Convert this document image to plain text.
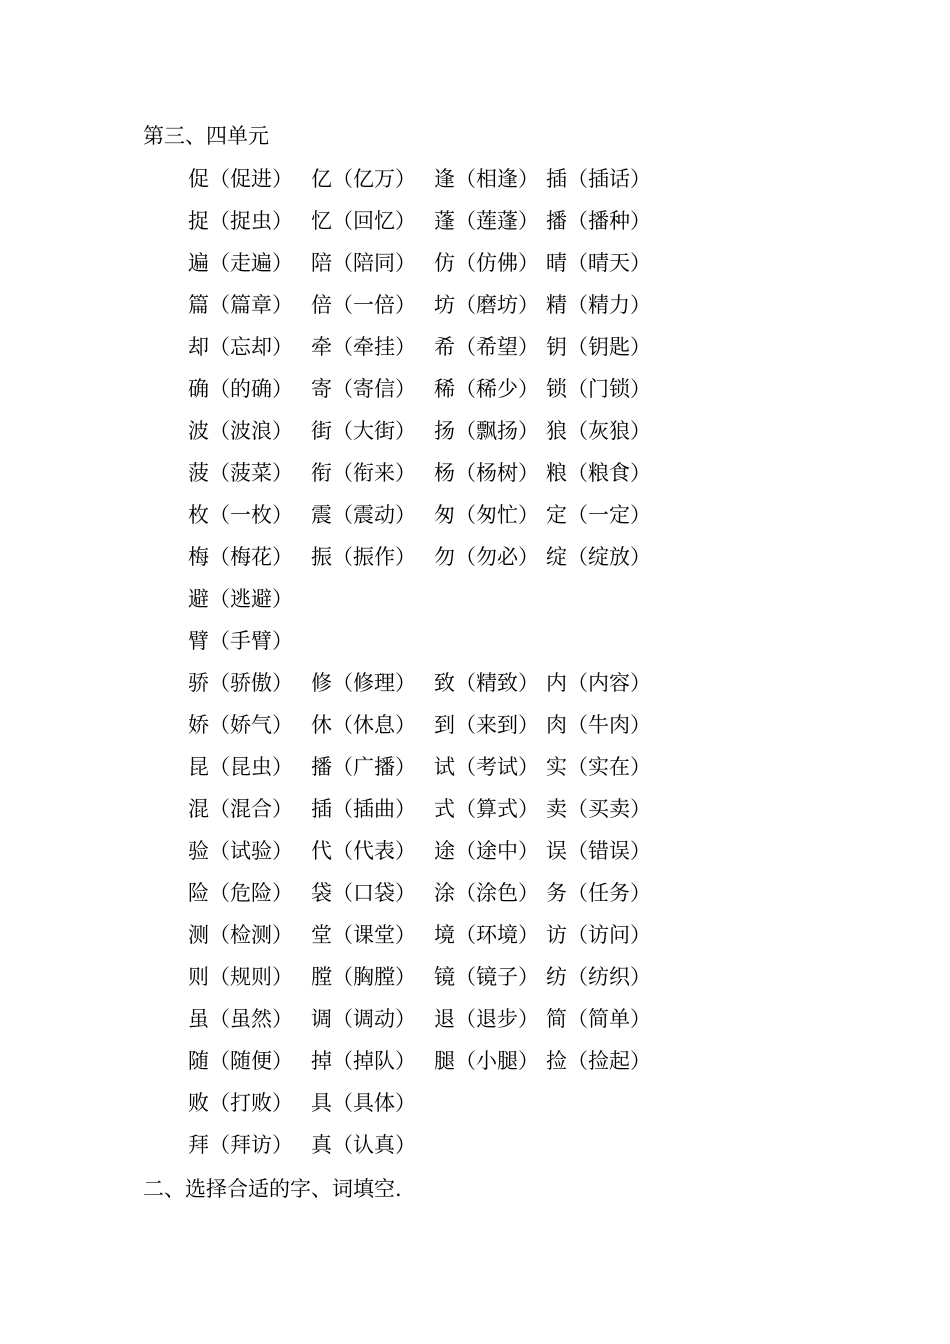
第三、四单元
促（促进） 亿（亿万） 逢（相逢） 插（插话）
捉（捉虫） 忆（回忆） 蓬（莲蓬） 播（播种）
遍（走遍） 陪（陪同） 仿（仿佛） 晴（晴天）
篇（篇章） 倍（一倍） 坊（磨坊） 精（精力）
却（忘却） 牵（牵挂） 希（希望） 钥（钥匙）
确（的确） 寄（寄信） 稀（稀少） 锁（门锁）
波（波浪） 街（大街） 扬（飘扬） 狼（灰狼）
菠（菠菜） 衔（衔来） 杨（杨树） 粮（粮食）
枚（一枚） 震（震动） 匆（匆忙） 定（一定）
梅（梅花） 振（振作） 勿（勿必） 绽（绽放）
避（逃避）
臂（手臂）
骄（骄傲） 修（修理） 致（精致） 内（内容）
娇（娇气） 休（休息） 到（来到） 肉（牛肉）
昆（昆虫） 播（广播） 试（考试） 实（实在）
混（混合） 插（插曲） 式（算式） 卖（买卖）
验（试验） 代（代表） 途（途中） 误（错误）
险（危险） 袋（口袋） 涂（涂色） 务（任务）
测（检测） 堂（课堂） 境（环境） 访（访问）
则（规则） 膛（胸膛） 镜（镜子） 纺（纺织）
虽（虽然） 调（调动） 退（退步） 简（简单）
随（随便） 掉（掉队） 腿（小腿） 捡（捡起）
败（打败） 具（具体）
拜（拜访） 真（认真）
二、选择合适的字、词填空.
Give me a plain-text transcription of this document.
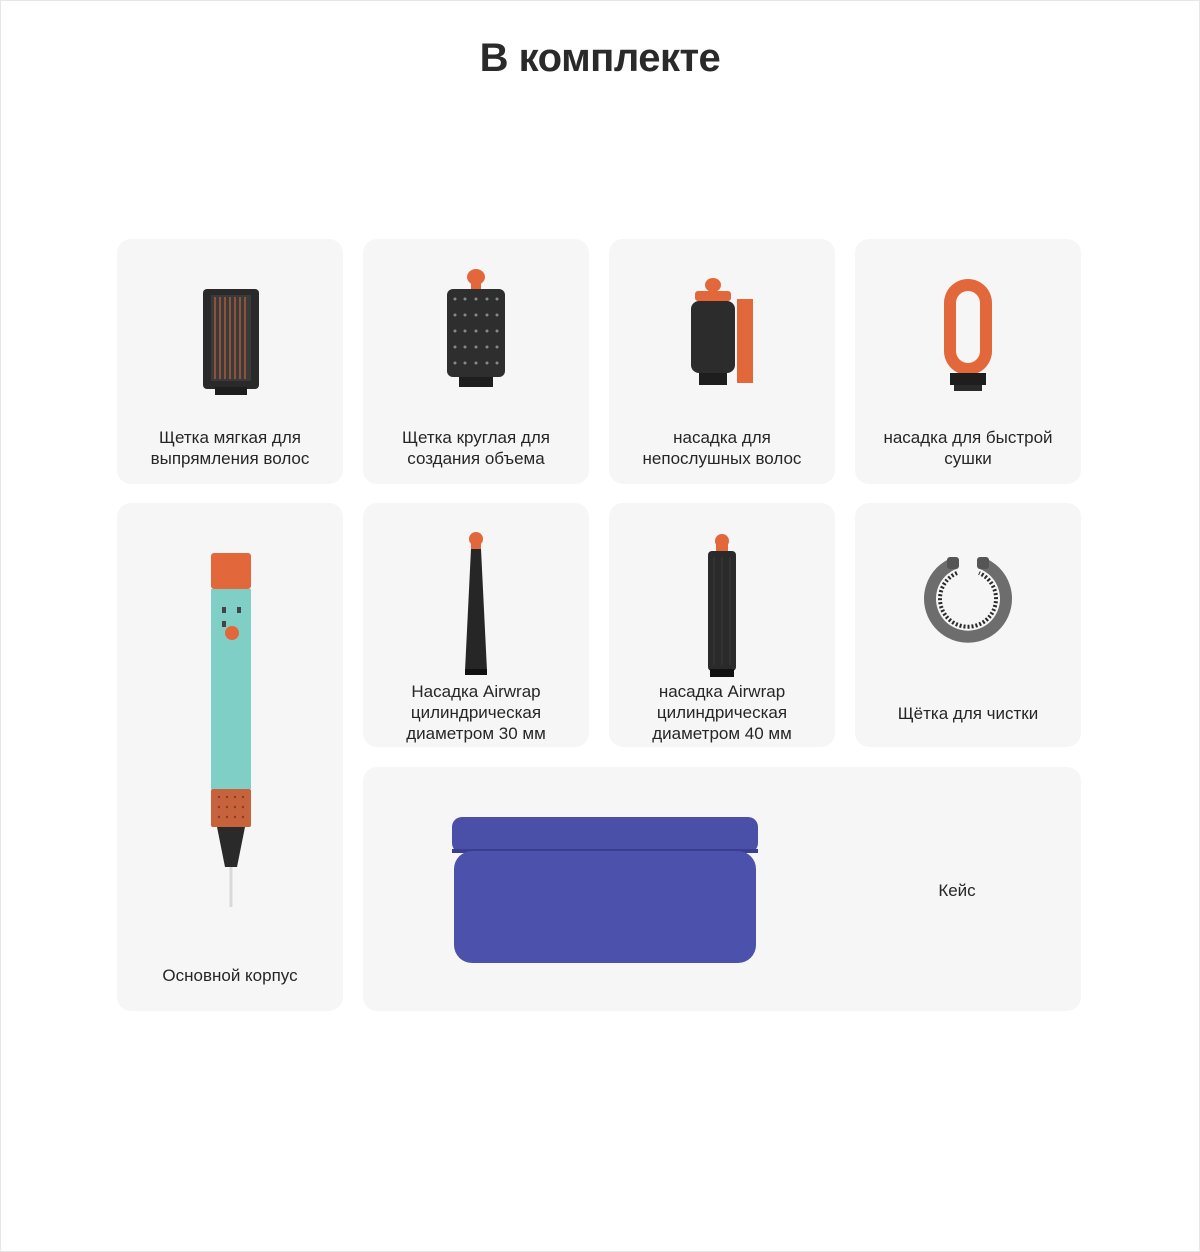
В комплекте
Щетка мягкая для
выпрямления волос
Щетка круглая для
создания объема
насадка для
непослушных волос
насадка для быстрой
сушки
Основной корпус
Насадка Airwrap
цилиндрическая
диаметром 30 мм
насадка Airwrap
цилиндрическая
диаметром 40 мм
Щётка для чистки
Кейс
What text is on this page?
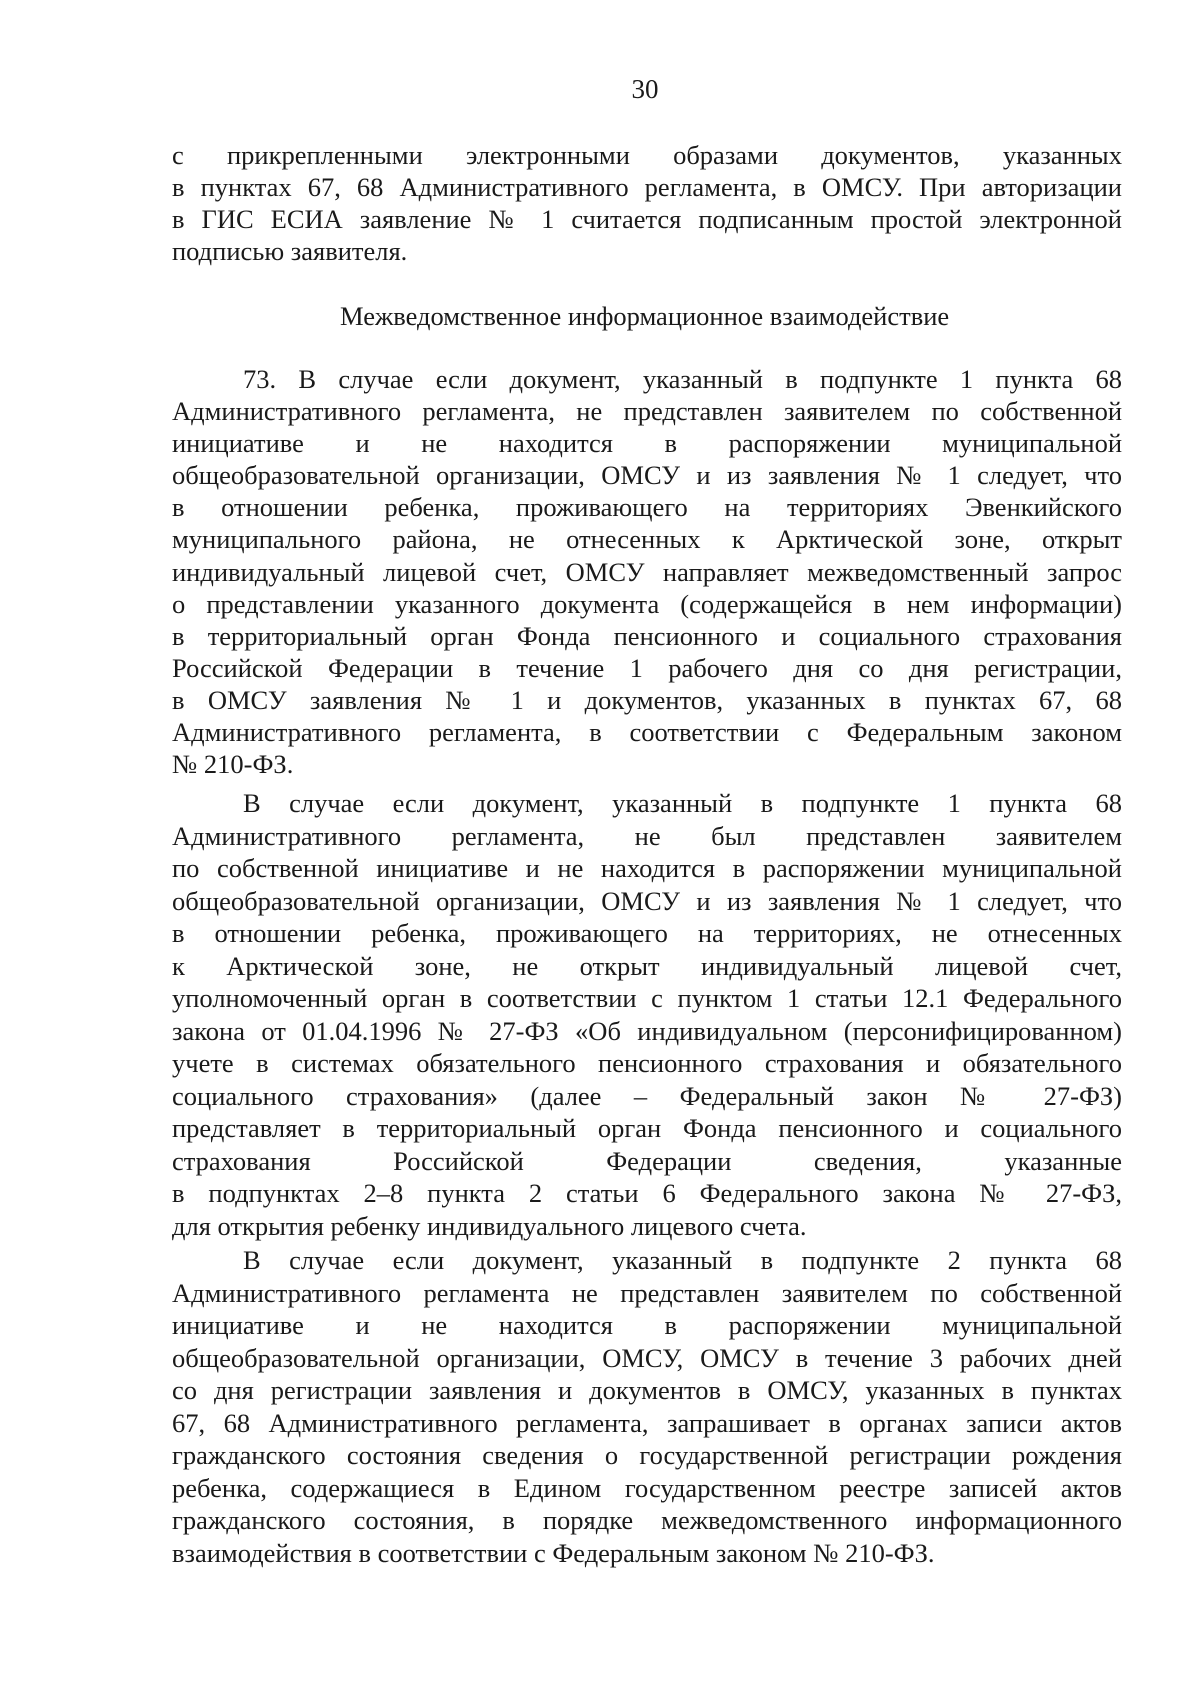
30
с прикрепленными электронными образами документов, указанных
в пунктах 67, 68 Административного регламента, в ОМСУ. При авторизации
в ГИС ЕСИА заявление № 1 считается подписанным простой электронной
подписью заявителя.
Межведомственное информационное взаимодействие
73. В случае если документ, указанный в подпункте 1 пункта 68
Административного регламента, не представлен заявителем по собственной
инициативе и не находится в распоряжении муниципальной
общеобразовательной организации, ОМСУ и из заявления № 1 следует, что
в отношении ребенка, проживающего на территориях Эвенкийского
муниципального района, не отнесенных к Арктической зоне, открыт
индивидуальный лицевой счет, ОМСУ направляет межведомственный запрос
о представлении указанного документа (содержащейся в нем информации)
в территориальный орган Фонда пенсионного и социального страхования
Российской Федерации в течение 1 рабочего дня со дня регистрации,
в ОМСУ заявления № 1 и документов, указанных в пунктах 67, 68
Административного регламента, в соответствии с Федеральным законом
№ 210-ФЗ.
В случае если документ, указанный в подпункте 1 пункта 68
Административного регламента, не был представлен заявителем
по собственной инициативе и не находится в распоряжении муниципальной
общеобразовательной организации, ОМСУ и из заявления № 1 следует, что
в отношении ребенка, проживающего на территориях, не отнесенных
к Арктической зоне, не открыт индивидуальный лицевой счет,
уполномоченный орган в соответствии с пунктом 1 статьи 12.1 Федерального
закона от 01.04.1996 № 27-ФЗ «Об индивидуальном (персонифицированном)
учете в системах обязательного пенсионного страхования и обязательного
социального страхования» (далее – Федеральный закон № 27-ФЗ)
представляет в территориальный орган Фонда пенсионного и социального
страхования Российской Федерации сведения, указанные
в подпунктах 2–8 пункта 2 статьи 6 Федерального закона № 27-ФЗ,
для открытия ребенку индивидуального лицевого счета.
В случае если документ, указанный в подпункте 2 пункта 68
Административного регламента не представлен заявителем по собственной
инициативе и не находится в распоряжении муниципальной
общеобразовательной организации, ОМСУ, ОМСУ в течение 3 рабочих дней
со дня регистрации заявления и документов в ОМСУ, указанных в пунктах
67, 68 Административного регламента, запрашивает в органах записи актов
гражданского состояния сведения о государственной регистрации рождения
ребенка, содержащиеся в Едином государственном реестре записей актов
гражданского состояния, в порядке межведомственного информационного
взаимодействия в соответствии с Федеральным законом № 210-ФЗ.
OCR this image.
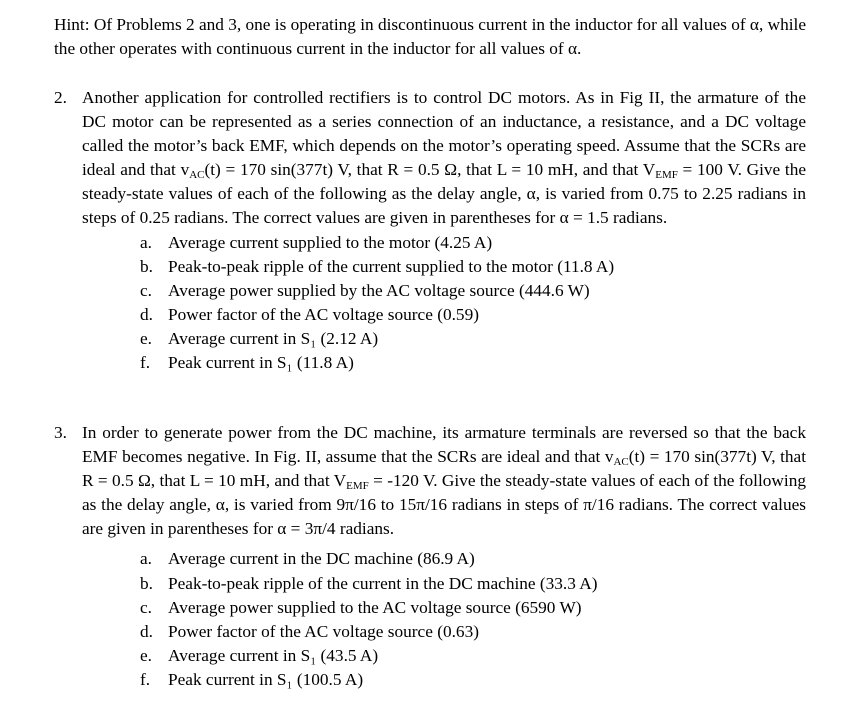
Hint: Of Problems 2 and 3, one is operating in discontinuous current in the inductor for all values of α, while the other operates with continuous current in the inductor for all values of α.
2. Another application for controlled rectifiers is to control DC motors. As in Fig II, the armature of the DC motor can be represented as a series connection of an inductance, a resistance, and a DC voltage called the motor’s back EMF, which depends on the motor’s operating speed. Assume that the SCRs are ideal and that $v_{AC}(t) = 170$ sin(377t) V, that R = 0.5 Ω, that L = 10 mH, and that $V_{EMF} = 100$ V. Give the steady-state values of each of the following as the delay angle, α, is varied from 0.75 to 2.25 radians in steps of 0.25 radians. The correct values are given in parentheses for α = 1.5 radians.
a. Average current supplied to the motor (4.25 A)
b. Peak-to-peak ripple of the current supplied to the motor (11.8 A)
c. Average power supplied by the AC voltage source (444.6 W)
d. Power factor of the AC voltage source (0.59)
e. Average current in S₁ (2.12 A)
f. Peak current in S₁ (11.8 A)
3. In order to generate power from the DC machine, its armature terminals are reversed so that the back EMF becomes negative. In Fig. II, assume that the SCRs are ideal and that $v_{AC}(t) = 170$ sin(377t) V, that R = 0.5 Ω, that L = 10 mH, and that $V_{EMF} = -120$ V. Give the steady-state values of each of the following as the delay angle, α, is varied from 9π/16 to 15π/16 radians in steps of π/16 radians. The correct values are given in parentheses for α = 3π/4 radians.
a. Average current in the DC machine (86.9 A)
b. Peak-to-peak ripple of the current in the DC machine (33.3 A)
c. Average power supplied to the AC voltage source (6590 W)
d. Power factor of the AC voltage source (0.63)
e. Average current in S₁ (43.5 A)
f. Peak current in S₁ (100.5 A)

_ _ _

#### Directions for this task
Without including any pictures, output all the entries above exactly.

#### Correct response
Convert this document image to plain text.
第三、四单元
促（促进） 亿（亿万） 逢（相逢） 插（插话）
捉（捉虫） 忆（回忆） 蓬（莲蓬） 播（播种）
遍（走遍） 陪（陪同） 仿（仿佛） 晴（晴天）
篇（篇章） 倍（一倍） 坊（磨坊） 精（精力）
却（忘却） 牵（牵挂） 希（希望） 钥（钥匙）
确（的确） 寄（寄信） 稀（稀少） 锁（门锁）
波（波浪） 街（大街） 扬（飘扬） 狼（灰狼）
菠（菠菜） 衔（衔来） 杨（杨树） 粮（粮食）
枚（一枚） 震（震动） 匆（匆忙） 定（一定）
梅（梅花） 振（振作） 勿（勿必） 绽（绽放）
避（逃避）
臂（手臂）
骄（骄傲） 修（修理） 致（精致） 内（内容）
娇（娇气） 休（休息） 到（来到） 肉（牛肉）
昆（昆虫） 播（广播） 试（考试） 实（实在）
混（混合） 插（插曲） 式（算式） 卖（买卖）
验（试验） 代（代表） 途（途中） 误（错误）
险（危险） 袋（口袋） 涂（涂色） 务（任务）
测（检测） 堂（课堂） 境（环境） 访（访问）
则（规则） 膛（胸膛） 镜（镜子） 纺（纺织）
虽（虽然） 调（调动） 退（退步） 简（简单）
随（随便） 掉（掉队） 腿（小腿） 捡（捡起）
败（打败） 具（具体）
拜（拜访） 真（认真）
二、选择合适的字、词填空.
Give me a plain-text transcription of this document.
В комплекте
Щетка мягкая для
выпрямления волос
Щетка круглая для
создания объема
насадка для
непослушных волос
насадка для быстрой
сушки
Основной корпус
Насадка Airwrap
цилиндрическая
диаметром 30 мм
насадка Airwrap
цилиндрическая
диаметром 40 мм
Щётка для чистки
Кейс
What text is on this page?
30
с прикрепленными электронными образами документов, указанных
в пунктах 67, 68 Административного регламента, в ОМСУ. При авторизации
в ГИС ЕСИА заявление № 1 считается подписанным простой электронной
подписью заявителя.
Межведомственное информационное взаимодействие
73. В случае если документ, указанный в подпункте 1 пункта 68
Административного регламента, не представлен заявителем по собственной
инициативе и не находится в распоряжении муниципальной
общеобразовательной организации, ОМСУ и из заявления № 1 следует, что
в отношении ребенка, проживающего на территориях Эвенкийского
муниципального района, не отнесенных к Арктической зоне, открыт
индивидуальный лицевой счет, ОМСУ направляет межведомственный запрос
о представлении указанного документа (содержащейся в нем информации)
в территориальный орган Фонда пенсионного и социального страхования
Российской Федерации в течение 1 рабочего дня со дня регистрации,
в ОМСУ заявления № 1 и документов, указанных в пунктах 67, 68
Административного регламента, в соответствии с Федеральным законом
№ 210-ФЗ.
В случае если документ, указанный в подпункте 1 пункта 68
Административного регламента, не был представлен заявителем
по собственной инициативе и не находится в распоряжении муниципальной
общеобразовательной организации, ОМСУ и из заявления № 1 следует, что
в отношении ребенка, проживающего на территориях, не отнесенных
к Арктической зоне, не открыт индивидуальный лицевой счет,
уполномоченный орган в соответствии с пунктом 1 статьи 12.1 Федерального
закона от 01.04.1996 № 27-ФЗ «Об индивидуальном (персонифицированном)
учете в системах обязательного пенсионного страхования и обязательного
социального страхования» (далее – Федеральный закон № 27-ФЗ)
представляет в территориальный орган Фонда пенсионного и социального
страхования Российской Федерации сведения, указанные
в подпунктах 2–8 пункта 2 статьи 6 Федерального закона № 27-ФЗ,
для открытия ребенку индивидуального лицевого счета.
В случае если документ, указанный в подпункте 2 пункта 68
Административного регламента не представлен заявителем по собственной
инициативе и не находится в распоряжении муниципальной
общеобразовательной организации, ОМСУ, ОМСУ в течение 3 рабочих дней
со дня регистрации заявления и документов в ОМСУ, указанных в пунктах
67, 68 Административного регламента, запрашивает в органах записи актов
гражданского состояния сведения о государственной регистрации рождения
ребенка, содержащиеся в Едином государственном реестре записей актов
гражданского состояния, в порядке межведомственного информационного
взаимодействия в соответствии с Федеральным законом № 210-ФЗ.
OCR this image.
Hint: Of Problems 2 and 3, one is operating in discontinuous current in the inductor for all values of α, while the other operates with continuous current in the inductor for all values of α.
2. Another application for controlled rectifiers is to control DC motors. As in Fig II, the armature of the DC motor can be represented as a series connection of an inductance, a resistance, and a DC voltage called the motor’s back EMF, which depends on the motor’s operating speed. Assume that the SCRs are ideal and that $v_{AC}(t) = 170$ sin(377t) V, that R = 0.5 Ω, that L = 10 mH, and that $V_{EMF} = 100$ V. Give the steady-state values of each of the following as the delay angle, α, is varied from 0.75 to 2.25 radians in steps of 0.25 radians. The correct values are given in parentheses for α = 1.5 radians.
a. Average current supplied to the motor (4.25 A)
b. Peak-to-peak ripple of the current supplied to the motor (11.8 A)
c. Average power supplied by the AC voltage source (444.6 W)
d. Power factor of the AC voltage source (0.59)
e. Average current in S₁ (2.12 A)
f. Peak current in S₁ (11.8 A)
3. In order to generate power from the DC machine, its armature terminals are reversed so that the back EMF becomes negative. In Fig. II, assume that the SCRs are ideal and that $v_{AC}(t) = 170$ sin(377t) V, that R = 0.5 Ω, that L = 10 mH, and that $V_{EMF} = -120$ V. Give the steady-state values of each of the following as the delay angle, α, is varied from 9π/16 to 15π/16 radians in steps of π/16 radians. The correct values are given in parentheses for α = 3π/4 radians.
a. Average current in the DC machine (86.9 A)
b. Peak-to-peak ripple of the current in the DC machine (33.3 A)
c. Average power supplied to the AC voltage source (6590 W)
d. Power factor of the AC voltage source (0.63)
e. Average current in S₁ (43.5 A)
f. Peak current in S₁ (100.5 A)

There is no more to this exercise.